» Provided records

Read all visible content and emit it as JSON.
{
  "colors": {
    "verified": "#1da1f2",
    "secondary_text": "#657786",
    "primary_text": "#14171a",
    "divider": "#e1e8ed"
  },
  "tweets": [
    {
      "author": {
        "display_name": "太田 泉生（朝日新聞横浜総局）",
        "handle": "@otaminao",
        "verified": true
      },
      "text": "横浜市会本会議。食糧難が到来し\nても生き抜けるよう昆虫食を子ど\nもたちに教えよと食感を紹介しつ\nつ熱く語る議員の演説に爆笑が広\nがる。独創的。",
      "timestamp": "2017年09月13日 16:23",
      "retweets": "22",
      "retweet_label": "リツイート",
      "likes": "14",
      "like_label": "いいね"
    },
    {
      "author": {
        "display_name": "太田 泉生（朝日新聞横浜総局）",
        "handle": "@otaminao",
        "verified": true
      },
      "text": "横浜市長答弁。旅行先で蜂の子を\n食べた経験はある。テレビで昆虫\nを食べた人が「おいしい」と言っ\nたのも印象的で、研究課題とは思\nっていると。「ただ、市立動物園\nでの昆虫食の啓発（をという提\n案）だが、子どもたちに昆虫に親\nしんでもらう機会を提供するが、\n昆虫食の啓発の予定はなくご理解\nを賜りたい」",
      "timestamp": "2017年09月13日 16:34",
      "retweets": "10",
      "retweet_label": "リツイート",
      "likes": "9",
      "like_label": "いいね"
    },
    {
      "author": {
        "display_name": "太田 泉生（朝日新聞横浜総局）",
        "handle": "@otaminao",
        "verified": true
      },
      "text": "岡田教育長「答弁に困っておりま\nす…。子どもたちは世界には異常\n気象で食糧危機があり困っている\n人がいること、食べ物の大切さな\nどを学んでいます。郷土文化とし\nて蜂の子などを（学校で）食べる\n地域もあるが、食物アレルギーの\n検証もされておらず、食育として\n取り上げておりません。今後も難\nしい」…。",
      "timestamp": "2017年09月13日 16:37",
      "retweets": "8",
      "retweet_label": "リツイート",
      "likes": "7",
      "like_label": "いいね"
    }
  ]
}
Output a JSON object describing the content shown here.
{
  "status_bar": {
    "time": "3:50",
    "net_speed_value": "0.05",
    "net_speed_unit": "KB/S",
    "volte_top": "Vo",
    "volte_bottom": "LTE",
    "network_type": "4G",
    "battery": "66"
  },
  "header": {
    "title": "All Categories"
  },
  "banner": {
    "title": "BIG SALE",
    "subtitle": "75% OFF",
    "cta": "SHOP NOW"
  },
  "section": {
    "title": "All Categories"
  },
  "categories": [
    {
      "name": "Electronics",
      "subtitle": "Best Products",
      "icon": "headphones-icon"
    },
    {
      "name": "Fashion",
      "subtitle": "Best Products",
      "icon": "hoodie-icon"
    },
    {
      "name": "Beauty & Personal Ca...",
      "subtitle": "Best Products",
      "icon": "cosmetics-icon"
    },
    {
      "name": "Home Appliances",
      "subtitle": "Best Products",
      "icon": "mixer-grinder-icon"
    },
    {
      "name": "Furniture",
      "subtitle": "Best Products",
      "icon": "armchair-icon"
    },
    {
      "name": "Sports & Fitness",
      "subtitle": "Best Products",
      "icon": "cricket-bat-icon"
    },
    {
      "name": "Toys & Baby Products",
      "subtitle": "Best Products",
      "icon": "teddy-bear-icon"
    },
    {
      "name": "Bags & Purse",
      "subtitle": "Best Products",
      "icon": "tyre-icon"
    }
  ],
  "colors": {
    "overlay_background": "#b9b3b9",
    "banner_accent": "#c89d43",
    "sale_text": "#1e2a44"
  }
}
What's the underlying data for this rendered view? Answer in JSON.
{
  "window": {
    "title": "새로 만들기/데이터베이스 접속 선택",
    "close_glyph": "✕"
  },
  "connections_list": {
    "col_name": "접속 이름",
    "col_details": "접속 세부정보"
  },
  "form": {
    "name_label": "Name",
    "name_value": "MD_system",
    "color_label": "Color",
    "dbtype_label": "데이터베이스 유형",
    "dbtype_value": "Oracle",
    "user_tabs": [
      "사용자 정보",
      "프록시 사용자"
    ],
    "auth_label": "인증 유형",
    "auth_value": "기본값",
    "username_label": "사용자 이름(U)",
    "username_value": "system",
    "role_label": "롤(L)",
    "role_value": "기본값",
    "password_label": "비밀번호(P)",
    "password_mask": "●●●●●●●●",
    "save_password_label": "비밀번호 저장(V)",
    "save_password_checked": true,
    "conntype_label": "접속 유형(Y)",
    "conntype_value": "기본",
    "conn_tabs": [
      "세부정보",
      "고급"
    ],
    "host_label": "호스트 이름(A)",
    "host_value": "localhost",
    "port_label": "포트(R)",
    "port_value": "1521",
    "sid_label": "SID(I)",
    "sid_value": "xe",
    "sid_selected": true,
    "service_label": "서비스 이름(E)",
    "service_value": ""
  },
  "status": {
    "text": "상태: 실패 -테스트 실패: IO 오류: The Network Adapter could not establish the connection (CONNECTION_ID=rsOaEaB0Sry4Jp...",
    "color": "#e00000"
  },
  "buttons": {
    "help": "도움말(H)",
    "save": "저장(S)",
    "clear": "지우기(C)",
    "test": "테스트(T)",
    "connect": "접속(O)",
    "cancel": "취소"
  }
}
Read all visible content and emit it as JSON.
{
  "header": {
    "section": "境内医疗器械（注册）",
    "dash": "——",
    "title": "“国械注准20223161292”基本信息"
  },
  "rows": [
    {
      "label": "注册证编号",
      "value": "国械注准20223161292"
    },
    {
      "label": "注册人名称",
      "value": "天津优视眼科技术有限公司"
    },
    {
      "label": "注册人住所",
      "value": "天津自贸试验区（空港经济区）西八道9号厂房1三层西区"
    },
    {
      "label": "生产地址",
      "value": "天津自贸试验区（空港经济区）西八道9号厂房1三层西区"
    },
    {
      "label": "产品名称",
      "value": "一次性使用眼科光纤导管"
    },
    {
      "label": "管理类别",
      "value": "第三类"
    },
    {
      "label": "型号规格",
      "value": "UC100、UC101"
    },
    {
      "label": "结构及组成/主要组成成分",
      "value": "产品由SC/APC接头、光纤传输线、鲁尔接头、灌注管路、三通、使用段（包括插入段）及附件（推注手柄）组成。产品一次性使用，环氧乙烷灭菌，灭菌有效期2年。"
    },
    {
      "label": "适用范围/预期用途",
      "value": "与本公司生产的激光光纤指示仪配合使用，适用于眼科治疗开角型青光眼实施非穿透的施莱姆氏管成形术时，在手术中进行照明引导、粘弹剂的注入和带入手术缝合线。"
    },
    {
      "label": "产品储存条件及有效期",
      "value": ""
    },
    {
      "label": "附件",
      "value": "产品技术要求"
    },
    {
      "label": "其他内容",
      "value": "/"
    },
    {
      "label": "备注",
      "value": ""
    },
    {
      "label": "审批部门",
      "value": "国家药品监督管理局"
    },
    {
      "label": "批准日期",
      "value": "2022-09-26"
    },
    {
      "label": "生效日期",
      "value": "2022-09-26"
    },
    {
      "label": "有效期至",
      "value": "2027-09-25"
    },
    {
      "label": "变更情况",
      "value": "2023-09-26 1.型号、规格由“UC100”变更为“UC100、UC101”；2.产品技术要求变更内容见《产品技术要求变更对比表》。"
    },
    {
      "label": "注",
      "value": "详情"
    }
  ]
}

» Set problem
Tally the lines above that contain the word "timestamp", and reply with only the number.

» Finished exercise
3